**STATED GOAL:** Some lines in the records below may hold the word "right"; give the number of those lines and nothing else.

**LISTING:**
## START

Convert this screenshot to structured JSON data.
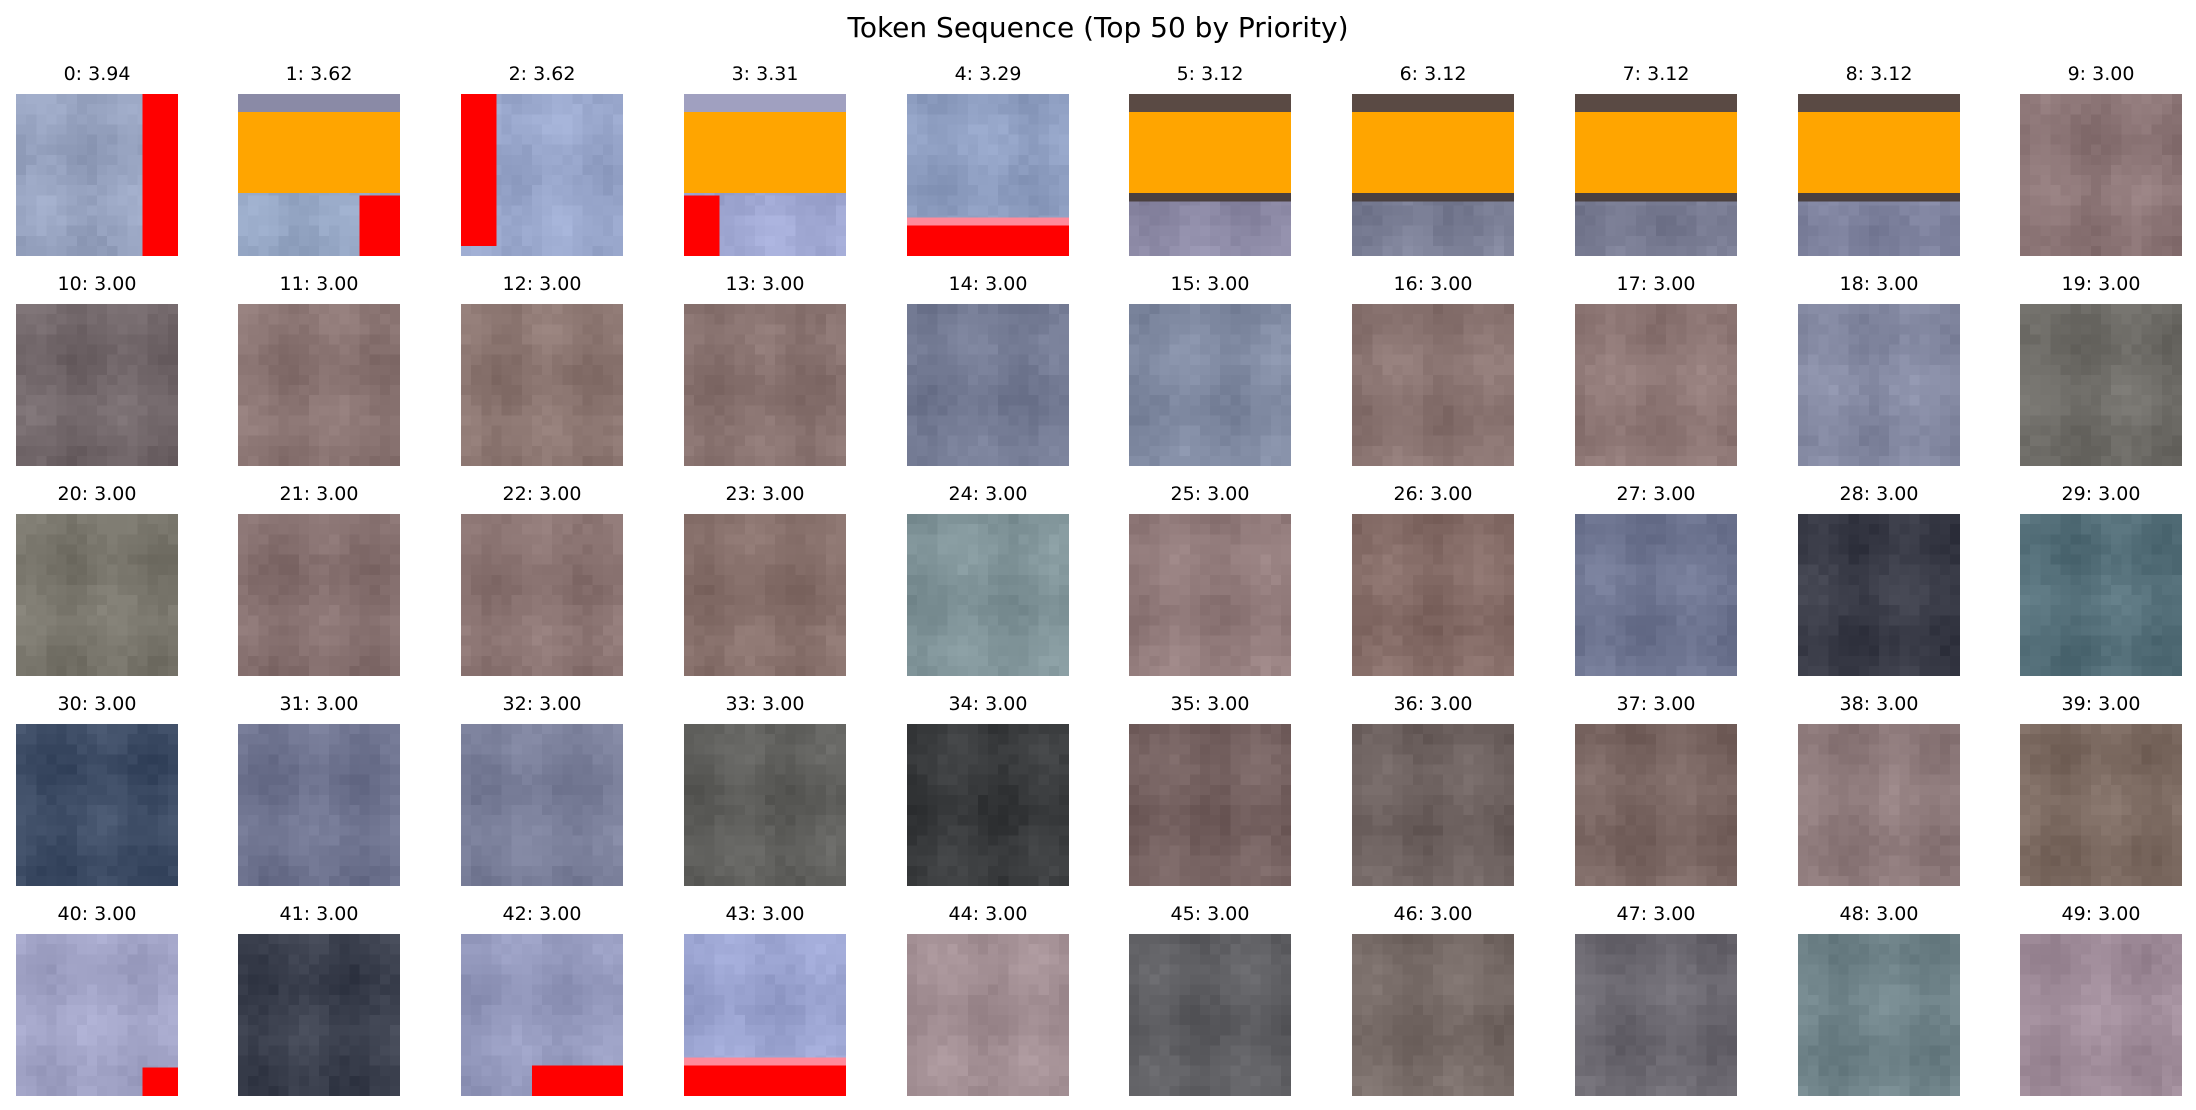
{
  "title": "Token Sequence (Top 50 by Priority)",
  "chart_data": {
    "type": "image-grid",
    "title": "Token Sequence (Top 50 by Priority)",
    "rows": 5,
    "cols": 10,
    "tokens": [
      {
        "index": 0,
        "priority": 3.94,
        "label": "0: 3.94",
        "patch": {
          "base": "#96a2bf",
          "overlay": "red-right",
          "accent": "#ff0000"
        }
      },
      {
        "index": 1,
        "priority": 3.62,
        "label": "1: 3.62",
        "patch": {
          "base": "#93a4c2",
          "overlay": "orange-band-red-corner",
          "accent": "#ffa500"
        }
      },
      {
        "index": 2,
        "priority": 3.62,
        "label": "2: 3.62",
        "patch": {
          "base": "#99a7cc",
          "overlay": "red-left",
          "accent": "#ff0000"
        }
      },
      {
        "index": 3,
        "priority": 3.31,
        "label": "3: 3.31",
        "patch": {
          "base": "#9fa7d2",
          "overlay": "orange-band-red-left-corner",
          "accent": "#ffa500"
        }
      },
      {
        "index": 4,
        "priority": 3.29,
        "label": "4: 3.29",
        "patch": {
          "base": "#8f9fc2",
          "overlay": "red-bottom",
          "accent": "#ff0000"
        }
      },
      {
        "index": 5,
        "priority": 3.12,
        "label": "5: 3.12",
        "patch": {
          "base": "#8d8aa6",
          "overlay": "orange-band",
          "accent": "#ffa500"
        }
      },
      {
        "index": 6,
        "priority": 3.12,
        "label": "6: 3.12",
        "patch": {
          "base": "#7c8097",
          "overlay": "orange-band",
          "accent": "#ffa500"
        }
      },
      {
        "index": 7,
        "priority": 3.12,
        "label": "7: 3.12",
        "patch": {
          "base": "#7a7d94",
          "overlay": "orange-band",
          "accent": "#ffa500"
        }
      },
      {
        "index": 8,
        "priority": 3.12,
        "label": "8: 3.12",
        "patch": {
          "base": "#8084a0",
          "overlay": "orange-band",
          "accent": "#ffa500"
        }
      },
      {
        "index": 9,
        "priority": 3.0,
        "label": "9: 3.00",
        "patch": {
          "base": "#8d7677",
          "overlay": "none"
        }
      },
      {
        "index": 10,
        "priority": 3.0,
        "label": "10: 3.00",
        "patch": {
          "base": "#72676a",
          "overlay": "none"
        }
      },
      {
        "index": 11,
        "priority": 3.0,
        "label": "11: 3.00",
        "patch": {
          "base": "#8a7472",
          "overlay": "none"
        }
      },
      {
        "index": 12,
        "priority": 3.0,
        "label": "12: 3.00",
        "patch": {
          "base": "#8b7570",
          "overlay": "none"
        }
      },
      {
        "index": 13,
        "priority": 3.0,
        "label": "13: 3.00",
        "patch": {
          "base": "#87716e",
          "overlay": "none"
        }
      },
      {
        "index": 14,
        "priority": 3.0,
        "label": "14: 3.00",
        "patch": {
          "base": "#747b94",
          "overlay": "none"
        }
      },
      {
        "index": 15,
        "priority": 3.0,
        "label": "15: 3.00",
        "patch": {
          "base": "#808aa2",
          "overlay": "none"
        }
      },
      {
        "index": 16,
        "priority": 3.0,
        "label": "16: 3.00",
        "patch": {
          "base": "#8a7471",
          "overlay": "none"
        }
      },
      {
        "index": 17,
        "priority": 3.0,
        "label": "17: 3.00",
        "patch": {
          "base": "#8f7876",
          "overlay": "none"
        }
      },
      {
        "index": 18,
        "priority": 3.0,
        "label": "18: 3.00",
        "patch": {
          "base": "#858aa3",
          "overlay": "none"
        }
      },
      {
        "index": 19,
        "priority": 3.0,
        "label": "19: 3.00",
        "patch": {
          "base": "#6f6d68",
          "overlay": "none"
        }
      },
      {
        "index": 20,
        "priority": 3.0,
        "label": "20: 3.00",
        "patch": {
          "base": "#7a776d",
          "overlay": "none"
        }
      },
      {
        "index": 21,
        "priority": 3.0,
        "label": "21: 3.00",
        "patch": {
          "base": "#86706f",
          "overlay": "none"
        }
      },
      {
        "index": 22,
        "priority": 3.0,
        "label": "22: 3.00",
        "patch": {
          "base": "#8b7472",
          "overlay": "none"
        }
      },
      {
        "index": 23,
        "priority": 3.0,
        "label": "23: 3.00",
        "patch": {
          "base": "#866f6a",
          "overlay": "none"
        }
      },
      {
        "index": 24,
        "priority": 3.0,
        "label": "24: 3.00",
        "patch": {
          "base": "#7f9398",
          "overlay": "none"
        }
      },
      {
        "index": 25,
        "priority": 3.0,
        "label": "25: 3.00",
        "patch": {
          "base": "#927b7b",
          "overlay": "none"
        }
      },
      {
        "index": 26,
        "priority": 3.0,
        "label": "26: 3.00",
        "patch": {
          "base": "#846b66",
          "overlay": "none"
        }
      },
      {
        "index": 27,
        "priority": 3.0,
        "label": "27: 3.00",
        "patch": {
          "base": "#6e7591",
          "overlay": "none"
        }
      },
      {
        "index": 28,
        "priority": 3.0,
        "label": "28: 3.00",
        "patch": {
          "base": "#3a3c48",
          "overlay": "none"
        }
      },
      {
        "index": 29,
        "priority": 3.0,
        "label": "29: 3.00",
        "patch": {
          "base": "#55707a",
          "overlay": "none"
        }
      },
      {
        "index": 30,
        "priority": 3.0,
        "label": "30: 3.00",
        "patch": {
          "base": "#3e4d66",
          "overlay": "none"
        }
      },
      {
        "index": 31,
        "priority": 3.0,
        "label": "31: 3.00",
        "patch": {
          "base": "#6f7490",
          "overlay": "none"
        }
      },
      {
        "index": 32,
        "priority": 3.0,
        "label": "32: 3.00",
        "patch": {
          "base": "#7a7f9a",
          "overlay": "none"
        }
      },
      {
        "index": 33,
        "priority": 3.0,
        "label": "33: 3.00",
        "patch": {
          "base": "#5f5f5c",
          "overlay": "none"
        }
      },
      {
        "index": 34,
        "priority": 3.0,
        "label": "34: 3.00",
        "patch": {
          "base": "#383a3c",
          "overlay": "none"
        }
      },
      {
        "index": 35,
        "priority": 3.0,
        "label": "35: 3.00",
        "patch": {
          "base": "#74605f",
          "overlay": "none"
        }
      },
      {
        "index": 36,
        "priority": 3.0,
        "label": "36: 3.00",
        "patch": {
          "base": "#6e6260",
          "overlay": "none"
        }
      },
      {
        "index": 37,
        "priority": 3.0,
        "label": "37: 3.00",
        "patch": {
          "base": "#7a6662",
          "overlay": "none"
        }
      },
      {
        "index": 38,
        "priority": 3.0,
        "label": "38: 3.00",
        "patch": {
          "base": "#8f7b7c",
          "overlay": "none"
        }
      },
      {
        "index": 39,
        "priority": 3.0,
        "label": "39: 3.00",
        "patch": {
          "base": "#7d6b62",
          "overlay": "none"
        }
      },
      {
        "index": 40,
        "priority": 3.0,
        "label": "40: 3.00",
        "patch": {
          "base": "#a3a5c8",
          "overlay": "red-bottom-right-corner",
          "accent": "#ff0000"
        }
      },
      {
        "index": 41,
        "priority": 3.0,
        "label": "41: 3.00",
        "patch": {
          "base": "#3b404e",
          "overlay": "none"
        }
      },
      {
        "index": 42,
        "priority": 3.0,
        "label": "42: 3.00",
        "patch": {
          "base": "#9499bd",
          "overlay": "red-bottom-right",
          "accent": "#ff0000"
        }
      },
      {
        "index": 43,
        "priority": 3.0,
        "label": "43: 3.00",
        "patch": {
          "base": "#9aa3d0",
          "overlay": "red-bottom",
          "accent": "#ff0000"
        }
      },
      {
        "index": 44,
        "priority": 3.0,
        "label": "44: 3.00",
        "patch": {
          "base": "#a18d92",
          "overlay": "none"
        }
      },
      {
        "index": 45,
        "priority": 3.0,
        "label": "45: 3.00",
        "patch": {
          "base": "#5e5e62",
          "overlay": "none"
        }
      },
      {
        "index": 46,
        "priority": 3.0,
        "label": "46: 3.00",
        "patch": {
          "base": "#766a66",
          "overlay": "none"
        }
      },
      {
        "index": 47,
        "priority": 3.0,
        "label": "47: 3.00",
        "patch": {
          "base": "#6b6870",
          "overlay": "none"
        }
      },
      {
        "index": 48,
        "priority": 3.0,
        "label": "48: 3.00",
        "patch": {
          "base": "#6f8389",
          "overlay": "none"
        }
      },
      {
        "index": 49,
        "priority": 3.0,
        "label": "49: 3.00",
        "patch": {
          "base": "#a08c9a",
          "overlay": "none"
        }
      }
    ]
  }
}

## END

**ANSWER BELOW:** 3